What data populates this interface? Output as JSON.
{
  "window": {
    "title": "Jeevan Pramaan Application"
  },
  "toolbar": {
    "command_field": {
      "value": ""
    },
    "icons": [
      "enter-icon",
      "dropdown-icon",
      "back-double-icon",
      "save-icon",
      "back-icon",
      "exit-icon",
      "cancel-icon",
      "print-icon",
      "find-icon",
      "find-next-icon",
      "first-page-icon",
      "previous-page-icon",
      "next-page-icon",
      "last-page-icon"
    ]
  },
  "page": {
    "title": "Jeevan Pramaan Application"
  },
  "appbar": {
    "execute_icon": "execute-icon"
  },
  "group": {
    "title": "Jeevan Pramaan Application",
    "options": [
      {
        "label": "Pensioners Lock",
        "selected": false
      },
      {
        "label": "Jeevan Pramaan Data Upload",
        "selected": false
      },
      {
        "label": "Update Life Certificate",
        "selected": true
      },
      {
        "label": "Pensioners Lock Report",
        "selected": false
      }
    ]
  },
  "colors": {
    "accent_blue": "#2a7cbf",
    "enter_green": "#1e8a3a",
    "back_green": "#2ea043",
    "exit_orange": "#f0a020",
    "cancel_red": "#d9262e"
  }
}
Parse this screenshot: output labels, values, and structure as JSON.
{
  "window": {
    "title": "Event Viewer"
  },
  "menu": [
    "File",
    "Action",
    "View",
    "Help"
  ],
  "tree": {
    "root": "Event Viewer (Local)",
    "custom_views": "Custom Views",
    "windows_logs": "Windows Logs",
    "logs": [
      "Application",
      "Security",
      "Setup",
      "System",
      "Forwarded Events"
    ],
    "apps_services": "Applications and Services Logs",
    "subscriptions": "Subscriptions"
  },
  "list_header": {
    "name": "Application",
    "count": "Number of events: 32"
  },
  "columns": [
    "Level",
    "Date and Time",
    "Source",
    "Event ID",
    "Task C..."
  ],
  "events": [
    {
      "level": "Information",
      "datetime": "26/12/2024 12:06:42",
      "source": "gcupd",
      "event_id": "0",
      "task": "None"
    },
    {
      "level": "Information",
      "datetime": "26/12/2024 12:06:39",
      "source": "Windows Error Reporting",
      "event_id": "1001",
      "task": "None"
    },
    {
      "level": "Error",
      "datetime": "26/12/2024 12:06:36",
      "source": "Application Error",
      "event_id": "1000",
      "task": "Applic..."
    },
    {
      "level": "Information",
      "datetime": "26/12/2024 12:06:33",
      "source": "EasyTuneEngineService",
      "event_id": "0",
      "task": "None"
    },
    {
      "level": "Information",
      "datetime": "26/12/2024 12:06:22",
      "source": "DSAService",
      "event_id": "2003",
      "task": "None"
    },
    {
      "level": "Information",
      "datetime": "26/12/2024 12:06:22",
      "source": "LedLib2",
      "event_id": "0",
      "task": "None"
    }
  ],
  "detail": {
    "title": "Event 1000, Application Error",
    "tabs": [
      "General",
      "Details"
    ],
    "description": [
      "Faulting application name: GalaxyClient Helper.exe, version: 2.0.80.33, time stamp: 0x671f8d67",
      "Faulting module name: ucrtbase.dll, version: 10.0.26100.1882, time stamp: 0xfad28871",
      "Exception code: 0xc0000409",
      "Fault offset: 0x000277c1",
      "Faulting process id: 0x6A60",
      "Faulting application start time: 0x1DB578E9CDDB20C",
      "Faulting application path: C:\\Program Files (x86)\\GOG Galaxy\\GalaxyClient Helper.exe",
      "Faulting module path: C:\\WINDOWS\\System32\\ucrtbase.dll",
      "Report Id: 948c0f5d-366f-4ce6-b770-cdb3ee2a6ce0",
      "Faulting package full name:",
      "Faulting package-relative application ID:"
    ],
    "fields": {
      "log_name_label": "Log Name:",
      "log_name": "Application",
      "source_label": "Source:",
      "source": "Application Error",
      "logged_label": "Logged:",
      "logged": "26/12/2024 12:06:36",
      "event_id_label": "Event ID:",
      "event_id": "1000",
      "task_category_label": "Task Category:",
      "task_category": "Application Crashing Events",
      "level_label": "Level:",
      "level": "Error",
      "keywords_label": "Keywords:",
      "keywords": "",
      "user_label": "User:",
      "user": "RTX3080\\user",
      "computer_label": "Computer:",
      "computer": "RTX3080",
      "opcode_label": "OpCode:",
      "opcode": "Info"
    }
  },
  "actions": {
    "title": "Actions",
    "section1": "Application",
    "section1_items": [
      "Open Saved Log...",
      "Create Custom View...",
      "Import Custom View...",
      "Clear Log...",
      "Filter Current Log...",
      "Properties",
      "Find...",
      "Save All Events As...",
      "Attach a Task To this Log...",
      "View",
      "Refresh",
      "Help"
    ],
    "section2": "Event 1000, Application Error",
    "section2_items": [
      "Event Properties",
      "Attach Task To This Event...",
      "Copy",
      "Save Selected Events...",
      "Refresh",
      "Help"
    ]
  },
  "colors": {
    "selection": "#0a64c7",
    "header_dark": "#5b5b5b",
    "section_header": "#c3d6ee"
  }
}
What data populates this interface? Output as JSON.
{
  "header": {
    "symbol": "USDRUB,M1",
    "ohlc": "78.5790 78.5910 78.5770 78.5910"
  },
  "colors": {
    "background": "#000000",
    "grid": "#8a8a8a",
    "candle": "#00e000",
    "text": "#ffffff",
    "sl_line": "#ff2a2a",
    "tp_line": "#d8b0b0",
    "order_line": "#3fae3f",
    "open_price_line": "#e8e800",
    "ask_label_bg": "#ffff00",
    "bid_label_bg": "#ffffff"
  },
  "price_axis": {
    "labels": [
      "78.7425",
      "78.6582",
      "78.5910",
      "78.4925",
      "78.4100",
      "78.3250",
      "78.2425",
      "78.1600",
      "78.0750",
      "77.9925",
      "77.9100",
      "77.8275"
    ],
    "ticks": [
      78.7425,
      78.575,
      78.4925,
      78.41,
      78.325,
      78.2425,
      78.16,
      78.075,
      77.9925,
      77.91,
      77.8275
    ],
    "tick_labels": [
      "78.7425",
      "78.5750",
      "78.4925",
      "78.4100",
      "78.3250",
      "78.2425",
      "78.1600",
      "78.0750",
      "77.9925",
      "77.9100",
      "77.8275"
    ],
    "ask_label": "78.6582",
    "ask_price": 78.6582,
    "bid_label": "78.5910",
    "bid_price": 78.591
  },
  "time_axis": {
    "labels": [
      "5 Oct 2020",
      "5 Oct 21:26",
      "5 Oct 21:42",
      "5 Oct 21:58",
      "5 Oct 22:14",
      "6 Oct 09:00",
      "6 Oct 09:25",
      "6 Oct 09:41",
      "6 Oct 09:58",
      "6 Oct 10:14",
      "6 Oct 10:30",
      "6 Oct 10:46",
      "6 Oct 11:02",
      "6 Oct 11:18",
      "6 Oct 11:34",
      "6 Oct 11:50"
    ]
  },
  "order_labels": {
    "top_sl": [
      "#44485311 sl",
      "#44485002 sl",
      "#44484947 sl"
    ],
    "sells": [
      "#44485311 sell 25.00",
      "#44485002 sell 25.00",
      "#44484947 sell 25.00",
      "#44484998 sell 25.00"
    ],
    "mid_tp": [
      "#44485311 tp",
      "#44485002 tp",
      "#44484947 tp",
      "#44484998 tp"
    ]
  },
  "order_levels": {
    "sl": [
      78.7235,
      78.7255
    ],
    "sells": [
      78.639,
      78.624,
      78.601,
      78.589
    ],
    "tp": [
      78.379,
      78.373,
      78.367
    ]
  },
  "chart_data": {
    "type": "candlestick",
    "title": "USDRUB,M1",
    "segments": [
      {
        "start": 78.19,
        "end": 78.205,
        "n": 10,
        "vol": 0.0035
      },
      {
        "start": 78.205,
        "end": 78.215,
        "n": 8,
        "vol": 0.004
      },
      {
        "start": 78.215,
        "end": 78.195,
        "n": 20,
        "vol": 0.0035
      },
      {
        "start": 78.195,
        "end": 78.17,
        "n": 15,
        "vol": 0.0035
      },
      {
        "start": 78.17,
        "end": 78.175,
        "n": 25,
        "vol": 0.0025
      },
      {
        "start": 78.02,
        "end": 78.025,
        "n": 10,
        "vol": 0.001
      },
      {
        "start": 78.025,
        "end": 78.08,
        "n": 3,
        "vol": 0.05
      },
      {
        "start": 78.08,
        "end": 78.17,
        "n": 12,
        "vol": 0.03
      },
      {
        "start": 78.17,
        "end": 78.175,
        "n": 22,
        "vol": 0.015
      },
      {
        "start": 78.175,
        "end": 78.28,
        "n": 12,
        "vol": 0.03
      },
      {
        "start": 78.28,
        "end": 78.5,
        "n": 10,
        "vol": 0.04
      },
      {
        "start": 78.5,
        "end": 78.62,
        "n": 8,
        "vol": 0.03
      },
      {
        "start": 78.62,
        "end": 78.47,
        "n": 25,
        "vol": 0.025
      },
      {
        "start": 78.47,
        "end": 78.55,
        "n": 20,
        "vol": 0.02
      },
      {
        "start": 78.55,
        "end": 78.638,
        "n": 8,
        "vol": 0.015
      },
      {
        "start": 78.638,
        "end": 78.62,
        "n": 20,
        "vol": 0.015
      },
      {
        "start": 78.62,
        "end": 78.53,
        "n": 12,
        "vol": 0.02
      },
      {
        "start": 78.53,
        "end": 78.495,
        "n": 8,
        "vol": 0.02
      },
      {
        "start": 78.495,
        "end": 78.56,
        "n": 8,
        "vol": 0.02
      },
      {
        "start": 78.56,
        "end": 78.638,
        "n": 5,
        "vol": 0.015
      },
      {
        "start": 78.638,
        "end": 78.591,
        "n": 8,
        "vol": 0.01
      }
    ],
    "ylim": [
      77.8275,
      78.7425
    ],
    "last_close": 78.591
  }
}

**STATED GOAL**:
Each line above that holds the string "Pensioners" should be copied and shown.

**ANSWER IN FULL**:
        "label": "Pensioners Lock",
        "label": "Pensioners Lock Report",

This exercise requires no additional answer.